# Goal:
Identify and copy all lines of the material where the string "officers" is found.

# Data extract:
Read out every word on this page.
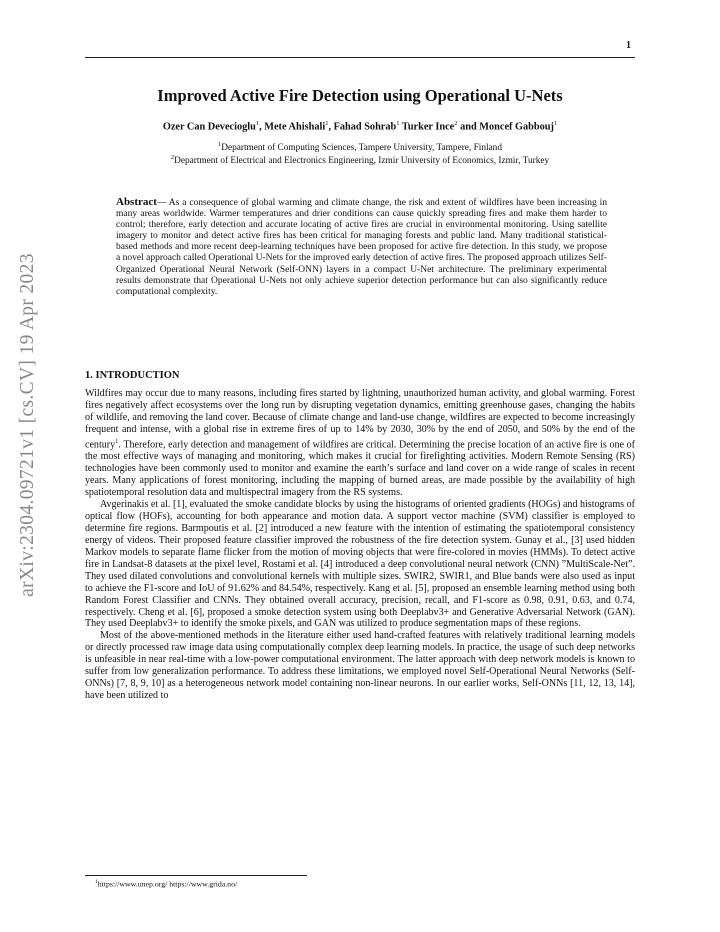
arXiv:2304.09721v1 [cs.CV] 19 Apr 2023
1
Improved Active Fire Detection using Operational U-Nets
Ozer Can Devecioglu$^1$, Mete Ahishali$^1$, Fahad Sohrab$^1$ Turker Ince$^2$ and Moncef Gabbouj$^1$

$^1$Department of Computing Sciences, Tampere University, Tampere, Finland

$^2$Department of Electrical and Electronics Engineering, Izmir University of Economics, Izmir, Turkey

Abstract— As a consequence of global warming and climate change, the risk and extent of wildfires have been increasing in many areas worldwide. Warmer temperatures and drier conditions can cause quickly spreading fires and make them harder to control; therefore, early detection and accurate locating of active fires are crucial in environmental monitoring. Using satellite imagery to monitor and detect active fires has been critical for managing forests and public land. Many traditional statistical-based methods and more recent deep-learning techniques have been proposed for active fire detection. In this study, we propose a novel approach called Operational U-Nets for the improved early detection of active fires. The proposed approach utilizes Self-Organized Operational Neural Network (Self-ONN) layers in a compact U-Net architecture. The preliminary experimental results demonstrate that Operational U-Nets not only achieve superior detection performance but can also significantly reduce computational complexity.

1. INTRODUCTION

Wildfires may occur due to many reasons, including fires started by lightning, unauthorized human activity, and global warming. Forest fires negatively affect ecosystems over the long run by disrupting vegetation dynamics, emitting greenhouse gases, changing the habits of wildlife, and removing the land cover. Because of climate change and land-use change, wildfires are expected to become increasingly frequent and intense, with a global rise in extreme fires of up to 14% by 2030, 30% by the end of 2050, and 50% by the end of the century$^1$. Therefore, early detection and management of wildfires are critical. Determining the precise location of an active fire is one of the most effective ways of managing and monitoring, which makes it crucial for firefighting activities. Modern Remote Sensing (RS) technologies have been commonly used to monitor and examine the earth’s surface and land cover on a wide range of scales in recent years. Many applications of forest monitoring, including the mapping of burned areas, are made possible by the availability of high spatiotemporal resolution data and multispectral imagery from the RS systems.

Avgerinakis et al. [1], evaluated the smoke candidate blocks by using the histograms of oriented gradients (HOGs) and histograms of optical flow (HOFs), accounting for both appearance and motion data. A support vector machine (SVM) classifier is employed to determine fire regions. Barmpoutis et al. [2] introduced a new feature with the intention of estimating the spatiotemporal consistency energy of videos. Their proposed feature classifier improved the robustness of the fire detection system. Gunay et al., [3] used hidden Markov models to separate flame flicker from the motion of moving objects that were fire-colored in movies (HMMs). To detect active fire in Landsat-8 datasets at the pixel level, Rostami et al. [4] introduced a deep convolutional neural network (CNN) ”MultiScale-Net”. They used dilated convolutions and convolutional kernels with multiple sizes. SWIR2, SWIR1, and Blue bands were also used as input to achieve the F1-score and IoU of 91.62% and 84.54%, respectively. Kang et al. [5], proposed an ensemble learning method using both Random Forest Classifier and CNNs. They obtained overall accuracy, precision, recall, and F1-score as 0.98, 0.91, 0.63, and 0.74, respectively. Cheng et al. [6], proposed a smoke detection system using both Deeplabv3+ and Generative Adversarial Network (GAN). They used Deeplabv3+ to identify the smoke pixels, and GAN was utilized to produce segmentation maps of these regions.

Most of the above-mentioned methods in the literature either used hand-crafted features with relatively traditional learning models or directly processed raw image data using computationally complex deep learning models. In practice, the usage of such deep networks is unfeasible in near real-time with a low-power computational environment. The latter approach with deep network models is known to suffer from low generalization performance. To address these limitations, we employed novel Self-Operational Neural Networks (Self-ONNs) [7, 8, 9, 10] as a heterogeneous network model containing non-linear neurons. In our earlier works, Self-ONNs [11, 12, 13, 14], have been utilized to

$^1$https://www.unep.org/ https://www.grida.no/
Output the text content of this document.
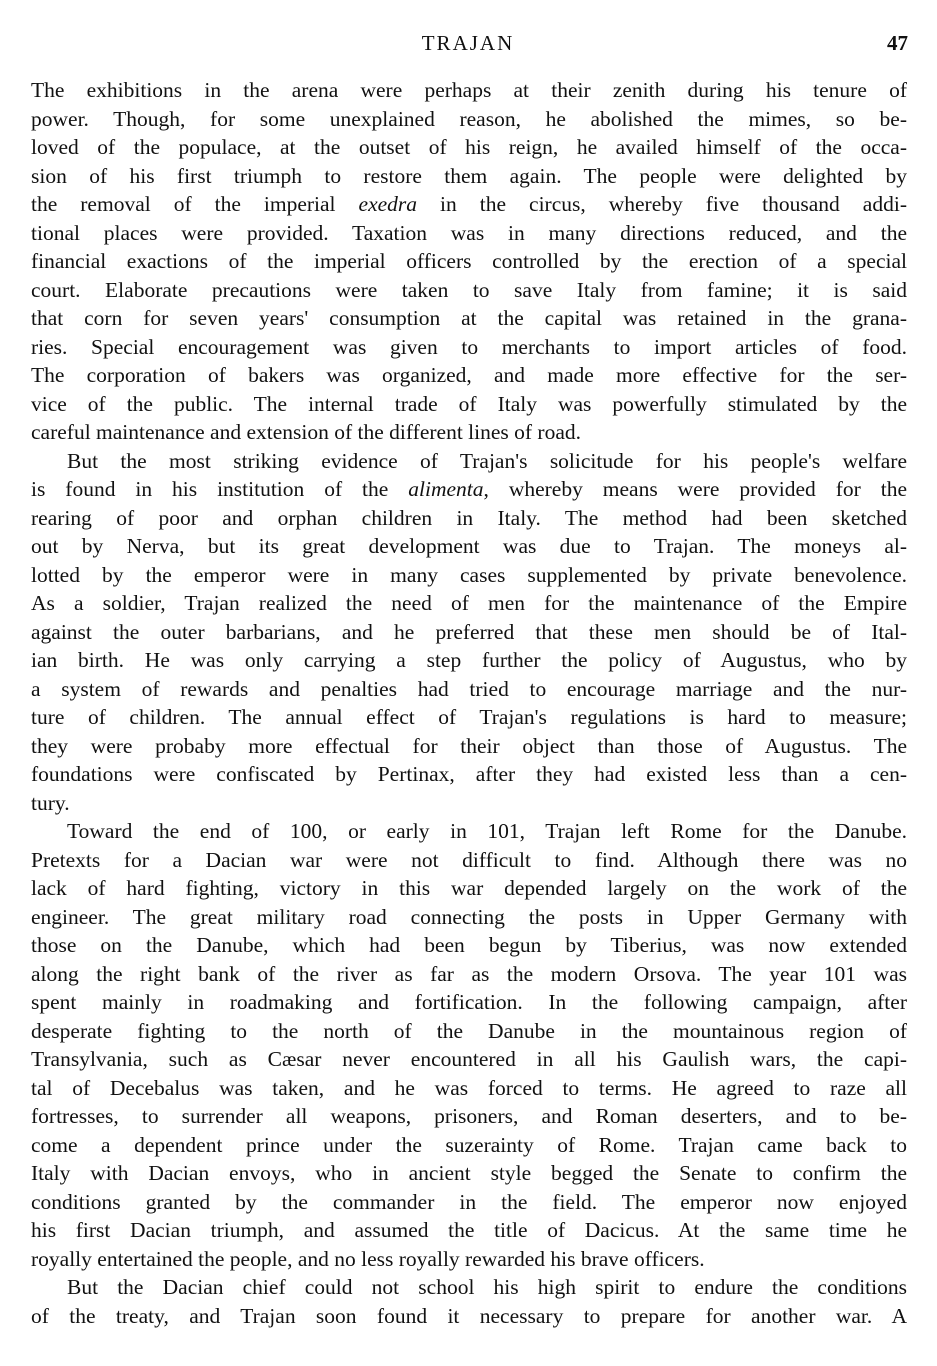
TRAJAN	47
The exhibitions in the arena were perhaps at their zenith during his tenure of
power. Though, for some unexplained reason, he abolished the mimes, so be-
loved of the populace, at the outset of his reign, he availed himself of the occa-
sion of his first triumph to restore them again. The people were delighted by
the removal of the imperial exedra in the circus, whereby five thousand addi-
tional places were provided. Taxation was in many directions reduced, and the
financial exactions of the imperial officers controlled by the erection of a special
court. Elaborate precautions were taken to save Italy from famine; it is said
that corn for seven years' consumption at the capital was retained in the grana-
ries. Special encouragement was given to merchants to import articles of food.
The corporation of bakers was organized, and made more effective for the ser-
vice of the public. The internal trade of Italy was powerfully stimulated by the
careful maintenance and extension of the different lines of road.
But the most striking evidence of Trajan's solicitude for his people's welfare
is found in his institution of the alimenta, whereby means were provided for the
rearing of poor and orphan children in Italy. The method had been sketched
out by Nerva, but its great development was due to Trajan. The moneys al-
lotted by the emperor were in many cases supplemented by private benevolence.
As a soldier, Trajan realized the need of men for the maintenance of the Empire
against the outer barbarians, and he preferred that these men should be of Ital-
ian birth. He was only carrying a step further the policy of Augustus, who by
a system of rewards and penalties had tried to encourage marriage and the nur-
ture of children. The annual effect of Trajan's regulations is hard to measure;
they were probaby more effectual for their object than those of Augustus. The
foundations were confiscated by Pertinax, after they had existed less than a cen-
tury.
Toward the end of 100, or early in 101, Trajan left Rome for the Danube.
Pretexts for a Dacian war were not difficult to find. Although there was no
lack of hard fighting, victory in this war depended largely on the work of the
engineer. The great military road connecting the posts in Upper Germany with
those on the Danube, which had been begun by Tiberius, was now extended
along the right bank of the river as far as the modern Orsova. The year 101 was
spent mainly in roadmaking and fortification. In the following campaign, after
desperate fighting to the north of the Danube in the mountainous region of
Transylvania, such as Cæsar never encountered in all his Gaulish wars, the capi-
tal of Decebalus was taken, and he was forced to terms. He agreed to raze all
fortresses, to surrender all weapons, prisoners, and Roman deserters, and to be-
come a dependent prince under the suzerainty of Rome. Trajan came back to
Italy with Dacian envoys, who in ancient style begged the Senate to confirm the
conditions granted by the commander in the field. The emperor now enjoyed
his first Dacian triumph, and assumed the title of Dacicus. At the same time he
royally entertained the people, and no less royally rewarded his brave officers.
But the Dacian chief could not school his high spirit to endure the conditions
of the treaty, and Trajan soon found it necessary to prepare for another war. A
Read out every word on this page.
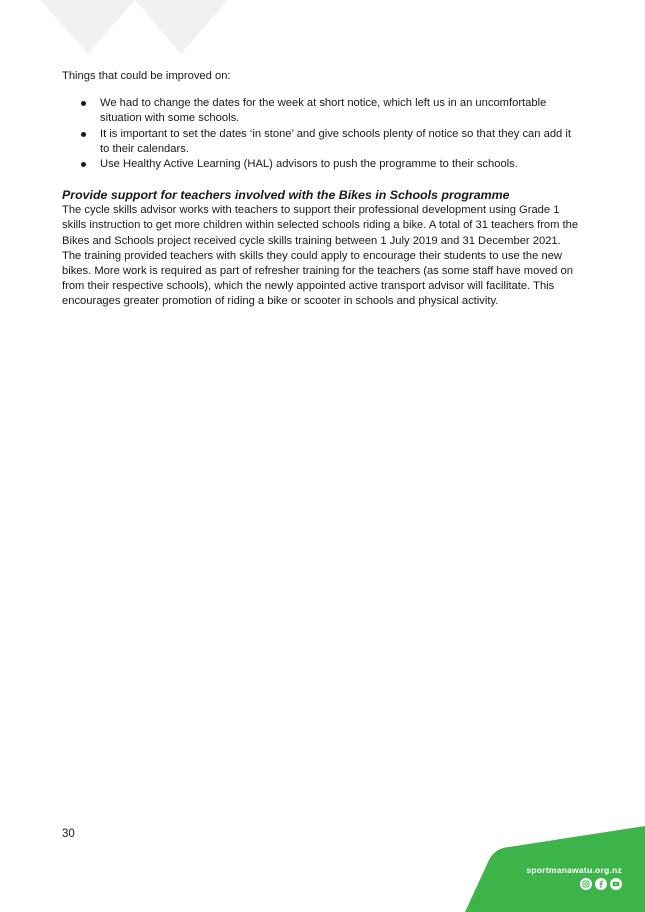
Things that could be improved on:

We had to change the dates for the week at short notice, which left us in an uncomfortable situation with some schools.
It is important to set the dates ‘in stone’ and give schools plenty of notice so that they can add it to their calendars.
Use Healthy Active Learning (HAL) advisors to push the programme to their schools.
Provide support for teachers involved with the Bikes in Schools programme

The cycle skills advisor works with teachers to support their professional development using Grade 1 skills instruction to get more children within selected schools riding a bike. A total of 31 teachers from the Bikes and Schools project received cycle skills training between 1 July 2019 and 31 December 2021. The training provided teachers with skills they could apply to encourage their students to use the new bikes. More work is required as part of refresher training for the teachers (as some staff have moved on from their respective schools), which the newly appointed active transport advisor will facilitate. This encourages greater promotion of riding a bike or scooter in schools and physical activity.

30
sportmanawatu.org.nz
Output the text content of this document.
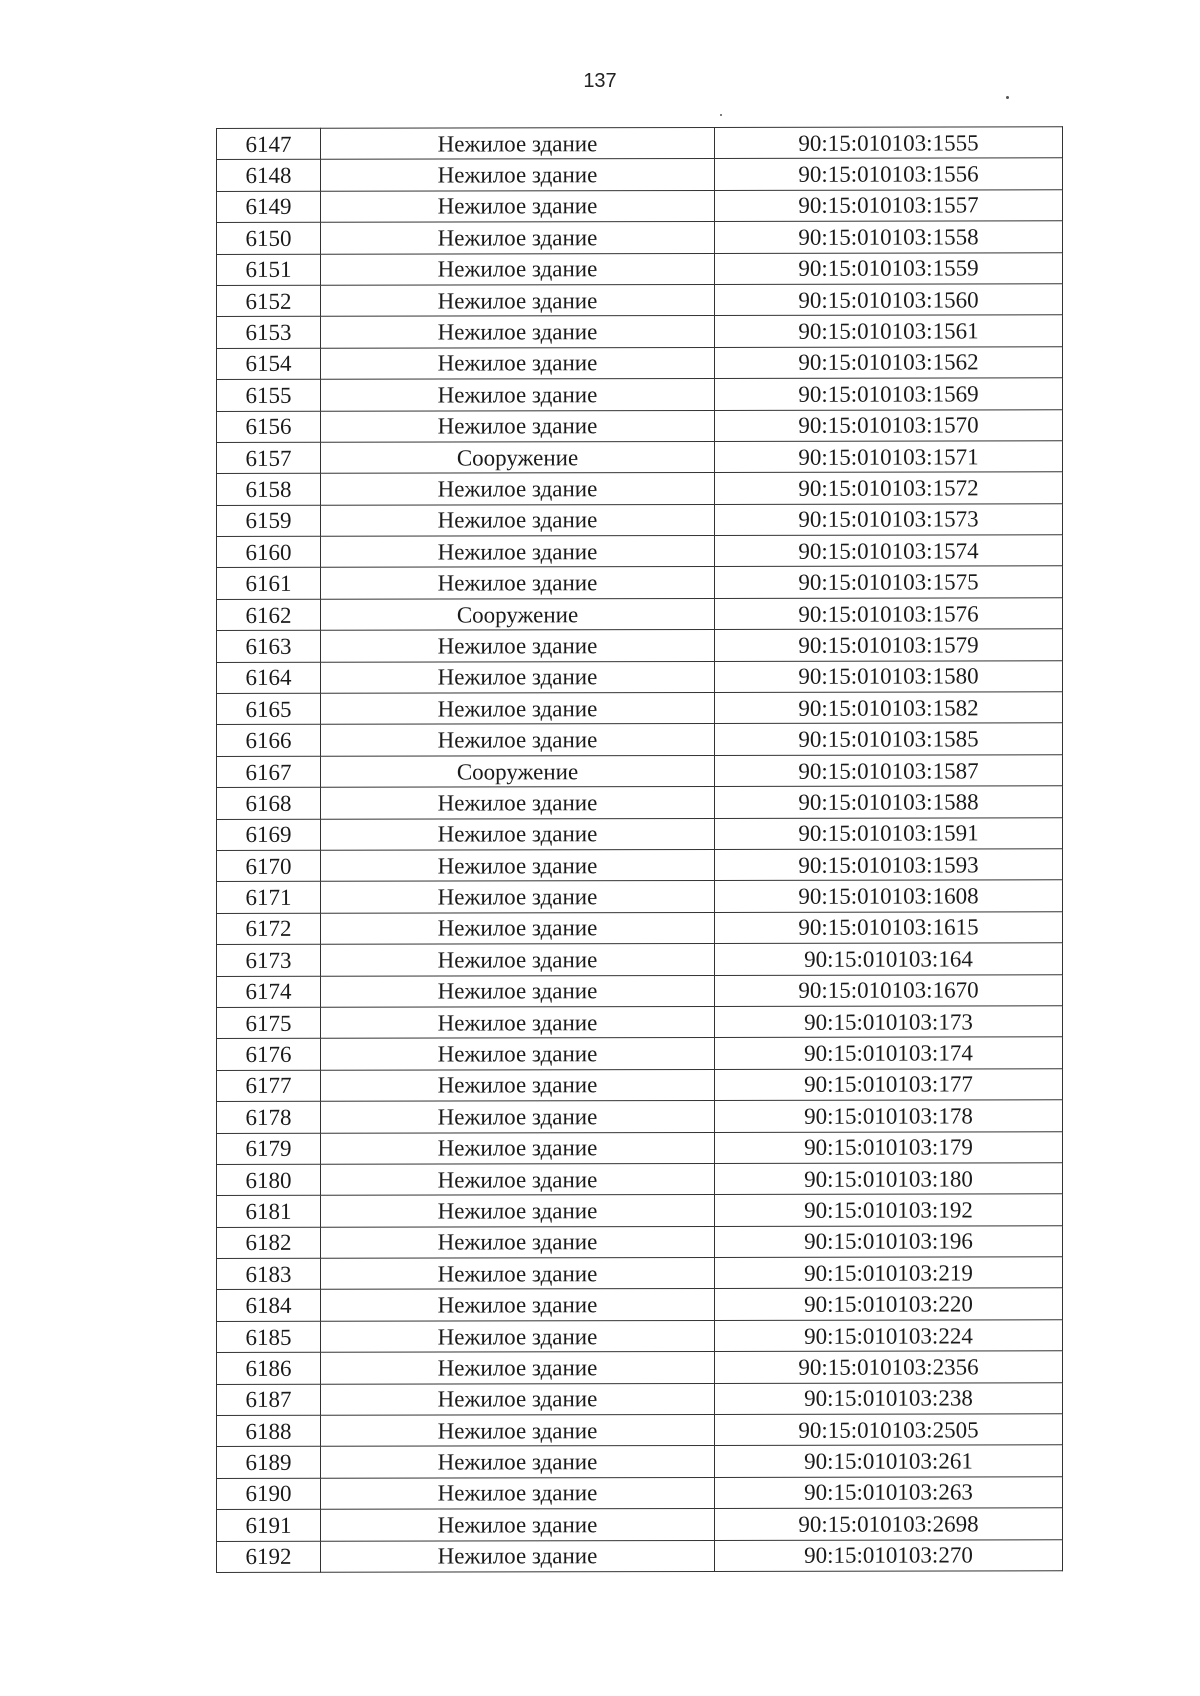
137
6147	Нежилое здание	90:15:010103:1555
6148	Нежилое здание	90:15:010103:1556
6149	Нежилое здание	90:15:010103:1557
6150	Нежилое здание	90:15:010103:1558
6151	Нежилое здание	90:15:010103:1559
6152	Нежилое здание	90:15:010103:1560
6153	Нежилое здание	90:15:010103:1561
6154	Нежилое здание	90:15:010103:1562
6155	Нежилое здание	90:15:010103:1569
6156	Нежилое здание	90:15:010103:1570
6157	Сооружение	90:15:010103:1571
6158	Нежилое здание	90:15:010103:1572
6159	Нежилое здание	90:15:010103:1573
6160	Нежилое здание	90:15:010103:1574
6161	Нежилое здание	90:15:010103:1575
6162	Сооружение	90:15:010103:1576
6163	Нежилое здание	90:15:010103:1579
6164	Нежилое здание	90:15:010103:1580
6165	Нежилое здание	90:15:010103:1582
6166	Нежилое здание	90:15:010103:1585
6167	Сооружение	90:15:010103:1587
6168	Нежилое здание	90:15:010103:1588
6169	Нежилое здание	90:15:010103:1591
6170	Нежилое здание	90:15:010103:1593
6171	Нежилое здание	90:15:010103:1608
6172	Нежилое здание	90:15:010103:1615
6173	Нежилое здание	90:15:010103:164
6174	Нежилое здание	90:15:010103:1670
6175	Нежилое здание	90:15:010103:173
6176	Нежилое здание	90:15:010103:174
6177	Нежилое здание	90:15:010103:177
6178	Нежилое здание	90:15:010103:178
6179	Нежилое здание	90:15:010103:179
6180	Нежилое здание	90:15:010103:180
6181	Нежилое здание	90:15:010103:192
6182	Нежилое здание	90:15:010103:196
6183	Нежилое здание	90:15:010103:219
6184	Нежилое здание	90:15:010103:220
6185	Нежилое здание	90:15:010103:224
6186	Нежилое здание	90:15:010103:2356
6187	Нежилое здание	90:15:010103:238
6188	Нежилое здание	90:15:010103:2505
6189	Нежилое здание	90:15:010103:261
6190	Нежилое здание	90:15:010103:263
6191	Нежилое здание	90:15:010103:2698
6192	Нежилое здание	90:15:010103:270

# Solution to the problem:
financial exactions of the imperial officers controlled by the erection of a special
royally entertained the people, and no less royally rewarded his brave officers.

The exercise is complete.